WORK INSTRUCTIONS
a) Copy the passage of the WideOpenWest article from "While WideOpenWest has" to "network infrastructure improvements." word for word.
b) For each statement, answer yes or no according to the WideOpenWest article, and quote the words that decide it: (i) The company bought Knology for $750 million in 2012. (ii) The December 2014 layoffs cut 15% of the workforce. (iii) Cochran's master's degree is in engineering.

EXERCISE TEXT
Leadership in telecom: How WideOpenWest’s Steven Cochran navigated the nation’s No. 6 cable operator through hard times

While WideOpenWest has controlled its debt following its initial public offering, and is looking at markets like residential broadband and business services with renewed optimism for growth, the last several years were a bit wrenching. 

Following the Englewood cable operator's $750 million purchase (sub. req.) of broadband services company Knology in 2012, the company was hamstrung by high-priced bond debt. It responded with a wave of layoffs in December 2014, trimming 9% of its workforce. It was unable to invest in badly needed network infrastructure improvements. 

No one took that harder than CEO Steven Cochran, a 15-year company veteran who helped build the place. Cochran was determined to maintain morale and limit the impact of the cuts. 

On responding to the challenge

“It was really tough,” Cochran, who holds a master's degree in accounting from the University of Illinois, told FierceCable. “I grew up with this company. And after spending all that time, building this company up to a workforce of 3,200 people, going through a headcount reduction certainly wasn’t easy, and we wouldn’t want to do it again.”

On getting it right the first and only time

“We said from the beginning that we’re only going to do this once, and that’s going to be it,” Cochran said of the 2014 downsizing. “Our goal was to make one cut, and make it work. We did something like 80 meetings. We went out to every market and held focus groups. We made sure to address anything that was bothering [managers and workers]. If there were things lingering, it would be a problem. Most of all, I think we did a good job of being upfront with our employees, telling them why it was going on, and assuring them that it there would just be one cut that we were doing. That led us back to where we have a balance sheet set up for growth."

On keeping innovation alive during a tough stretch

“The biggest decisions we faced involved deciding what to prioritize. In a time where we had limited capital, we had to understand where we were going to invest. We saw quickly that the internet was an area where we didn’t have disadvantages on the cost side, so we went pretty heavily into, increasing speeds and node sizes. That’s one areas we didn’t skimp, our HSD network.”

Bounding box prediction data

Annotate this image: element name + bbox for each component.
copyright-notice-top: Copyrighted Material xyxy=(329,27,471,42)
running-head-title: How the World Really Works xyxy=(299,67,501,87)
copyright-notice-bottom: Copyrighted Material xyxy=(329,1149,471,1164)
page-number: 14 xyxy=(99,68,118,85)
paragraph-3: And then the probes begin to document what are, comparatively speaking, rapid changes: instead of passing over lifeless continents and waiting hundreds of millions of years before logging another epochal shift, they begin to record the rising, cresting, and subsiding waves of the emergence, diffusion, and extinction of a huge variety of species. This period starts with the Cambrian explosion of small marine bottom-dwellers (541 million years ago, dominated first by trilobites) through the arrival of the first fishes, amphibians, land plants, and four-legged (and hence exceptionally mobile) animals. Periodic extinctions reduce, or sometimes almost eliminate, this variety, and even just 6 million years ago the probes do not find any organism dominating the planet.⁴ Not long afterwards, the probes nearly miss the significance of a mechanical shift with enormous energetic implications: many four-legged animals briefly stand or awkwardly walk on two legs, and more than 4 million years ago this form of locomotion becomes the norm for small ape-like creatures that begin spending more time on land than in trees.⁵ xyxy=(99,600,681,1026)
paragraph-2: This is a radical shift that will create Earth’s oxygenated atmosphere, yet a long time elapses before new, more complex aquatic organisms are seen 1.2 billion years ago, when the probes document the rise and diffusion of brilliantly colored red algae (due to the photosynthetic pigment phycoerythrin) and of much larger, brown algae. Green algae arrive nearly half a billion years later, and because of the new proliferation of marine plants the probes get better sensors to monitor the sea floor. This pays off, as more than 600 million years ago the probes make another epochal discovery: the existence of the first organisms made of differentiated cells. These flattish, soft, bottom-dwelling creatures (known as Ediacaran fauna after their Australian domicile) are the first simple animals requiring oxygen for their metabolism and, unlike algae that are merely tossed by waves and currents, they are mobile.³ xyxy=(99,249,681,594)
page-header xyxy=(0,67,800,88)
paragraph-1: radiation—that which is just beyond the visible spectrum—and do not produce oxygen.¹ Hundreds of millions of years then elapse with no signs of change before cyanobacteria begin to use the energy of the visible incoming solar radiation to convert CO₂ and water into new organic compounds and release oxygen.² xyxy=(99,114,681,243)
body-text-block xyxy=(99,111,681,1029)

SOLUTIONS FOR EACH TASK
a)
While WideOpenWest has controlled its debt following its initial public offering, and is looking at markets like residential broadband and business services with renewed optimism for growth, the last several years were a bit wrenching. 

Following the Englewood cable operator's $750 million purchase (sub. req.) of broadband services company Knology in 2012, the company was hamstrung by high-priced bond debt. It responded with a wave of layoffs in December 2014, trimming 9% of its workforce. It was unable to invest in badly needed network infrastructure improvements.

b)
(i) Yes: "$750 million purchase (sub. req.) of broadband services company Knology in 2012"
(ii) No: "trimming 9% of its workforce"
(iii) No: "holds a master's degree in accounting from the University of Illinois"